- Your objective -
Single out each line with the word "người" and copy it.

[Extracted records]
►
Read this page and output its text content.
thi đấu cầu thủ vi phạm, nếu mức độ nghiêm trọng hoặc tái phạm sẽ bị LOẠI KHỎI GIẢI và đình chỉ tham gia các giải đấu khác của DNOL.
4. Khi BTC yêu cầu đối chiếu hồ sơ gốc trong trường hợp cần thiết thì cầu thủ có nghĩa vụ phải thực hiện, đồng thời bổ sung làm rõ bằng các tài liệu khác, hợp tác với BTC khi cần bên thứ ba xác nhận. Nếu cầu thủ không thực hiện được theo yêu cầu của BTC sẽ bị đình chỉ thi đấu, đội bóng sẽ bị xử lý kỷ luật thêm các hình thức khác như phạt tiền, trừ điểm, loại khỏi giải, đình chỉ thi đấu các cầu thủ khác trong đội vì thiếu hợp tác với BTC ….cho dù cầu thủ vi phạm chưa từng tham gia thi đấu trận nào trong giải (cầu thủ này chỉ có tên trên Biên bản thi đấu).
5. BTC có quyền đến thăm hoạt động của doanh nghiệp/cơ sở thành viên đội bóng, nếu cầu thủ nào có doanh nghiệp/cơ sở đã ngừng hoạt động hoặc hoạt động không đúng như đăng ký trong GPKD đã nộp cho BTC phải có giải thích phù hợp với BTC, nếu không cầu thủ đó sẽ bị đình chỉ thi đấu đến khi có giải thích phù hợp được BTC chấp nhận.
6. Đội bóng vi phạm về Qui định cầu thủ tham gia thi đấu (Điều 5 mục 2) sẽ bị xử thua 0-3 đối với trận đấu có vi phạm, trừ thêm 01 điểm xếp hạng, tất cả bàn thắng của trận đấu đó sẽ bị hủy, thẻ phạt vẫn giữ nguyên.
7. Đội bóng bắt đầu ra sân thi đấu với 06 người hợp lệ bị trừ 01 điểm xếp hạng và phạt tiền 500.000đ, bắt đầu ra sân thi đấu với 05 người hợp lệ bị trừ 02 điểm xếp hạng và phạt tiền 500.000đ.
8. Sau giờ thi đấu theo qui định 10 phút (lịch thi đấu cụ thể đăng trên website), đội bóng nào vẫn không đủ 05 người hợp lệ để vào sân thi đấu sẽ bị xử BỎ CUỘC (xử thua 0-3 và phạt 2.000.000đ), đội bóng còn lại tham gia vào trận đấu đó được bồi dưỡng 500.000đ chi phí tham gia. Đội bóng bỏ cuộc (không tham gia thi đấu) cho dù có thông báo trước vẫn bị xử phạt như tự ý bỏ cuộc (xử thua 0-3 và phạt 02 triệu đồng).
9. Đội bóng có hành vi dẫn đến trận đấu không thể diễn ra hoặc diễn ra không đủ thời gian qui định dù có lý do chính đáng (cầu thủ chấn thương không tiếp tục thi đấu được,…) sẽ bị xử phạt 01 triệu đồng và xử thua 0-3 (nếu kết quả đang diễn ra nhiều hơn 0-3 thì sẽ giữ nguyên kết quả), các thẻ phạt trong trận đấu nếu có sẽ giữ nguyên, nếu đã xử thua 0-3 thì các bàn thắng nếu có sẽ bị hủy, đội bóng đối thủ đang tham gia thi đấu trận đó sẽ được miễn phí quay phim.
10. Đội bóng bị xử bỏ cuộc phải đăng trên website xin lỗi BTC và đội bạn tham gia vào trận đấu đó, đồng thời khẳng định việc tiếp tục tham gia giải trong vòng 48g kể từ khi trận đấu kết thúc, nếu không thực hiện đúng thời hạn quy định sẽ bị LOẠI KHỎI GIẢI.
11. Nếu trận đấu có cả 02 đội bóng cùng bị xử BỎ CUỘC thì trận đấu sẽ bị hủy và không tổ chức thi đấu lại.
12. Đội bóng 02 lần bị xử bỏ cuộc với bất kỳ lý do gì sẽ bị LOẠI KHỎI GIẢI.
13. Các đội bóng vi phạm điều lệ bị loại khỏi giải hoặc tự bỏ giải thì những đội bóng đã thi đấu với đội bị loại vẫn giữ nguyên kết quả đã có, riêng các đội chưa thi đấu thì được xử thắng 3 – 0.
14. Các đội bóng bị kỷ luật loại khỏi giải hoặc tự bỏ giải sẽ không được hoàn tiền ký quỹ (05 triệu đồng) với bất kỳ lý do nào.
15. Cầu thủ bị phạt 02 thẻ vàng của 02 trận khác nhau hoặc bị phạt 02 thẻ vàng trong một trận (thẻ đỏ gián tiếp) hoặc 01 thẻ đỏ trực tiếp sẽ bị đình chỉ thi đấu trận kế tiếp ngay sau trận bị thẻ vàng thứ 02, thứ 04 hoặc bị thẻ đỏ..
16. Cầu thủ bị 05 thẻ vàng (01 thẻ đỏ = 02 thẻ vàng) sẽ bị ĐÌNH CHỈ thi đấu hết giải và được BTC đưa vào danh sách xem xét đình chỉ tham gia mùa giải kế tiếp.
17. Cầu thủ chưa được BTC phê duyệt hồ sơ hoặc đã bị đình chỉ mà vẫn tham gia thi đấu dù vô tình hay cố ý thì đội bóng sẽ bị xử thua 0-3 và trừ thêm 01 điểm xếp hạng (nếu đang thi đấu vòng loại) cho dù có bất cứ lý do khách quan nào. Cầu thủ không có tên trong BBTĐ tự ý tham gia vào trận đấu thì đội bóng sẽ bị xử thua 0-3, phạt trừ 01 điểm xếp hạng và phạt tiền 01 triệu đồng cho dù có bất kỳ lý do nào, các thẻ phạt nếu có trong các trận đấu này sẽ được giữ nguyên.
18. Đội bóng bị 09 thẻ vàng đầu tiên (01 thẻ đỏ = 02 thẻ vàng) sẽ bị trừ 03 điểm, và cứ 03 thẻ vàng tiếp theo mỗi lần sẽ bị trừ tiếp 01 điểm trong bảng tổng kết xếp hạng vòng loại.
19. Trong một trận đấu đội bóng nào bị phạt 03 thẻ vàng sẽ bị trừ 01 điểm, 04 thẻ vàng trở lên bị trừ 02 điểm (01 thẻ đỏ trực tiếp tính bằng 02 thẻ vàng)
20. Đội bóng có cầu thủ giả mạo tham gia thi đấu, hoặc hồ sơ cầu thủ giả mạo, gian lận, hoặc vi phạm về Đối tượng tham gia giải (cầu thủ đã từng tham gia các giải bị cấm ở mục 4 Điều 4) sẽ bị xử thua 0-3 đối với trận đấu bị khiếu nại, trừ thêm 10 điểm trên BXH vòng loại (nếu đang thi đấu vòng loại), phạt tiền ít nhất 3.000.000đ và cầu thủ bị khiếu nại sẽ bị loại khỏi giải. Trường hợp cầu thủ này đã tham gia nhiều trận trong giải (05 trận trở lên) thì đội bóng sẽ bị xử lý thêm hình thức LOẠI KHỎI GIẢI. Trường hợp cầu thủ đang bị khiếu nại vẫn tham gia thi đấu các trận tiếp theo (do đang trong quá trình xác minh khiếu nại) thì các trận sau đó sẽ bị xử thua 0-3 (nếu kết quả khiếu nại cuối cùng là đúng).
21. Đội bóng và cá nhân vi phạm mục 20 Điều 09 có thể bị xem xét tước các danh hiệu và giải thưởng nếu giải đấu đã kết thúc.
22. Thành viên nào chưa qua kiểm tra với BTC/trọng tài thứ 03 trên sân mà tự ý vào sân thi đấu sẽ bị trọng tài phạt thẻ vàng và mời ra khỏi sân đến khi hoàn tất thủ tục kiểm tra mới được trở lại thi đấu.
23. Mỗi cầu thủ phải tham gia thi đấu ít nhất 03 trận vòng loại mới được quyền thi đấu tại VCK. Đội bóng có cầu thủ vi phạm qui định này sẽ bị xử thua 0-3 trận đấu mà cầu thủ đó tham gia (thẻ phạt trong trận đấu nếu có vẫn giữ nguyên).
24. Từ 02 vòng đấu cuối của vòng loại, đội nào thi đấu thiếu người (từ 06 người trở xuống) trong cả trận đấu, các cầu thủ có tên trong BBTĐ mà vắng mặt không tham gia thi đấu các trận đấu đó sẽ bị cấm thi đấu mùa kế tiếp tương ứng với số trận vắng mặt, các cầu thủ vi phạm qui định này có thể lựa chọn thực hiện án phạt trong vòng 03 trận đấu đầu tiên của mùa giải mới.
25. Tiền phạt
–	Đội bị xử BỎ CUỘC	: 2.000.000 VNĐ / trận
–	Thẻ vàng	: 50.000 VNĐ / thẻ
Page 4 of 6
◄
- Written answer -
7. Đội bóng bắt đầu ra sân thi đấu với 06 người hợp lệ bị trừ 01 điểm xếp hạng và phạt tiền 500.000đ, bắt đầu ra sân thi đấu với 05 người hợp lệ bị trừ 02 điểm xếp hạng và phạt tiền 500.000đ.
8. Sau giờ thi đấu theo qui định 10 phút (lịch thi đấu cụ thể đăng trên website), đội bóng nào vẫn không đủ 05 người hợp lệ để vào sân thi đấu sẽ bị xử BỎ CUỘC (xử thua 0-3 và phạt 2.000.000đ), đội bóng còn lại tham gia vào trận đấu đó được bồi dưỡng 500.000đ chi phí tham gia. Đội bóng bỏ cuộc (không tham gia thi đấu) cho dù có thông báo trước vẫn bị xử phạt như tự ý bỏ cuộc (xử thua 0-3 và phạt 02 triệu đồng).
24. Từ 02 vòng đấu cuối của vòng loại, đội nào thi đấu thiếu người (từ 06 người trở xuống) trong cả trận đấu, các cầu thủ có tên trong BBTĐ mà vắng mặt không tham gia thi đấu các trận đấu đó sẽ bị cấm thi đấu mùa kế tiếp tương ứng với số trận vắng mặt, các cầu thủ vi phạm qui định này có thể lựa chọn thực hiện án phạt trong vòng 03 trận đấu đầu tiên của mùa giải mới.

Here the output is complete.